● **JOB**
Answer with nothing except the number of lines that contain the word "start".

━━━ DATA ENTRIES ━━━

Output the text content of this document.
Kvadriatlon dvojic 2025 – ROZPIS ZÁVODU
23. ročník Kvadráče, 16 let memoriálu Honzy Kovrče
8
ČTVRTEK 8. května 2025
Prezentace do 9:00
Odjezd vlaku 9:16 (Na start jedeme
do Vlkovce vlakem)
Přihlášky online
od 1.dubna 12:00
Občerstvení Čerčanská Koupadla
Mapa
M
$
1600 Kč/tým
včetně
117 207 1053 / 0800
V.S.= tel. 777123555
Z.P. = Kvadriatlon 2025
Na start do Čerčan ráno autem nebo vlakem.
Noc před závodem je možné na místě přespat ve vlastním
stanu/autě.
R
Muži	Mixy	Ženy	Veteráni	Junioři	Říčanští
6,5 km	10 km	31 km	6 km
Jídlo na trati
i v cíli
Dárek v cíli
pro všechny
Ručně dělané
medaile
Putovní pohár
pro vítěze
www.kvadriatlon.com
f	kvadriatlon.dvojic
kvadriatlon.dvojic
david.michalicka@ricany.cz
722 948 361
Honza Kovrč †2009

━━━

● **RESPONSE FOR THIS EXERCISE**
2